Consegne -
1) Rispondi alle seguenti domande basandoti sul brano.
(a) A quali due spazi marini si applicherà l'accordo sulla conservazione ed uso sostenibile della biodiversità?
(b) In quale conferenza era già stato espresso il timore da cui nasce la riluttanza verso l'opzione descritta?
(c) Con quale nome è stato ribattezzato in dottrina il fenomeno dell'erosione della libertà dei mari?
2) Ricopia dal brano il passo che comincia con "Benché l’accordo sulla" e termina con "numero di Stati.".

Brano di partenza -
......
Rispetto ad un siffatto quadro, che il negoziando terzo accordo di attuazione dell’UNCLOS si prefigge di modificare, questa ricerca ha indagato il ruolo dell’Autorità rispetto ad elementi selezionati del package deal, su cui si fonda tale nuovo trattato.
Il presente elaborato ha, dunque, concluso che l’Autorità costituisce un attore indispensabile e dotato di competenze già in parte estese a ciascuno degli ambiti presi in considerazione dal terzo accordo di attuazione, ed ha evidenziato il suo possibile ruolo nel rafforzamento della governance delle aree oltre la giurisdizione nazionale.
Benché l’accordo sulla conservazione ed uso sostenibile della biodiversità troverà applicazione tanto all’Area quanto all’alto mare, per i due spazi marini l’UNCLOS prevede norme e principi diversi che non appare semplice conciliare. Ciò, in particolare, costituisce un ostacolo a rendere l’Autorità la struttura istituzionale a supporto dell’implementazione del nuovo trattato, come auspicato da una certa dottrina e da un considerevole numero di Stati.
La riluttanza verso una tale opzione risiede in un timore già espresso durante la Terza conferenza di codificazione del diritto del mare. Si tratta, cioè, del verificarsi di quel fenomeno, ribattezzato in dottrina come creeping common heritage, consistente nell’erosione della libertà dei mari a favore del principio del patrimonio comune dell’umanità, con il conseguente «spill over effect on other areas of the law of the sea».
......
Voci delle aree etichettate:
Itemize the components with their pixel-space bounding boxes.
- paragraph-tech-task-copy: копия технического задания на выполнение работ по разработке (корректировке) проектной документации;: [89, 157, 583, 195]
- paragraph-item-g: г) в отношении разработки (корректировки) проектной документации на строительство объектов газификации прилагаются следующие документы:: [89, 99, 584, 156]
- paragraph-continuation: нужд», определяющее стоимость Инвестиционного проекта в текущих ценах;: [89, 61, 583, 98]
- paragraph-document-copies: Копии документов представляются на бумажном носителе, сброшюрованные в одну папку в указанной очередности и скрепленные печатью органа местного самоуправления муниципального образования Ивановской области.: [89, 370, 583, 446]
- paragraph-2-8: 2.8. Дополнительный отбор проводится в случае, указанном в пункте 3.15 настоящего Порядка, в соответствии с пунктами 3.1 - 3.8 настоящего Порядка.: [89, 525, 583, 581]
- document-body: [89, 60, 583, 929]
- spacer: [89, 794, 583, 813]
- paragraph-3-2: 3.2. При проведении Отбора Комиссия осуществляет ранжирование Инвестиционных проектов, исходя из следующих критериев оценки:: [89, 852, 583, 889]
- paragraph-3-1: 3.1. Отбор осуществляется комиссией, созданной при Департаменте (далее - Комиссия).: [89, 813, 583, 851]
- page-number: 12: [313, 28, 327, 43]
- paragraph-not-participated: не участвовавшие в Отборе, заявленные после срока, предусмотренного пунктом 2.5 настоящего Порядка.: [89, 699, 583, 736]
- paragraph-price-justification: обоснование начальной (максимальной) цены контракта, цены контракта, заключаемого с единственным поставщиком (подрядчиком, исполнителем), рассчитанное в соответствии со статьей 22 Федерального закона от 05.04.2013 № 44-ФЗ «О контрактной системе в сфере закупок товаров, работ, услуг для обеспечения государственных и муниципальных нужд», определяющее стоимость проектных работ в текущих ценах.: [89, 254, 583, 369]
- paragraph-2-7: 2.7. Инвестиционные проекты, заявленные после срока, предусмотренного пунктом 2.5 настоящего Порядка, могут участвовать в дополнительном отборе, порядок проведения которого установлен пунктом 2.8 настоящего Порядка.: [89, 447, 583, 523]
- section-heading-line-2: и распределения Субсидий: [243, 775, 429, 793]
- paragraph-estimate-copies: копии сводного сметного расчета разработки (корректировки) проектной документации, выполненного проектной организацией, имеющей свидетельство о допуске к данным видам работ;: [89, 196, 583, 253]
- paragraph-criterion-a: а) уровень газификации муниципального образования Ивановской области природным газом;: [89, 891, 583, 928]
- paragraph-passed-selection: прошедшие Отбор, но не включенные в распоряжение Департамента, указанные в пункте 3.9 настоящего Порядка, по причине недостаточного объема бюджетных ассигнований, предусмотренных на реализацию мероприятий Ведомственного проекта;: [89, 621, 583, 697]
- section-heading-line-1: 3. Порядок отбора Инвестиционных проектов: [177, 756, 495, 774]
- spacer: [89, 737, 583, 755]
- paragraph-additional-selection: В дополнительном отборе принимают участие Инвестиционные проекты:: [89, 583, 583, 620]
......
Soluzioni -
1)
(a) All'Area e all'alto mare.
(b) Nella Terza conferenza di codificazione del diritto del mare.
(c) Creeping common heritage.

2)
Benché l’accordo sulla conservazione ed uso sostenibile della biodiversità troverà applicazione tanto all’Area quanto all’alto mare, per i due spazi marini l’UNCLOS prevede norme e principi diversi che non appare semplice conciliare. Ciò, in particolare, costituisce un ostacolo a rendere l’Autorità la struttura istituzionale a supporto dell’implementazione del nuovo trattato, come auspicato da una certa dottrina e da un considerevole numero di Stati.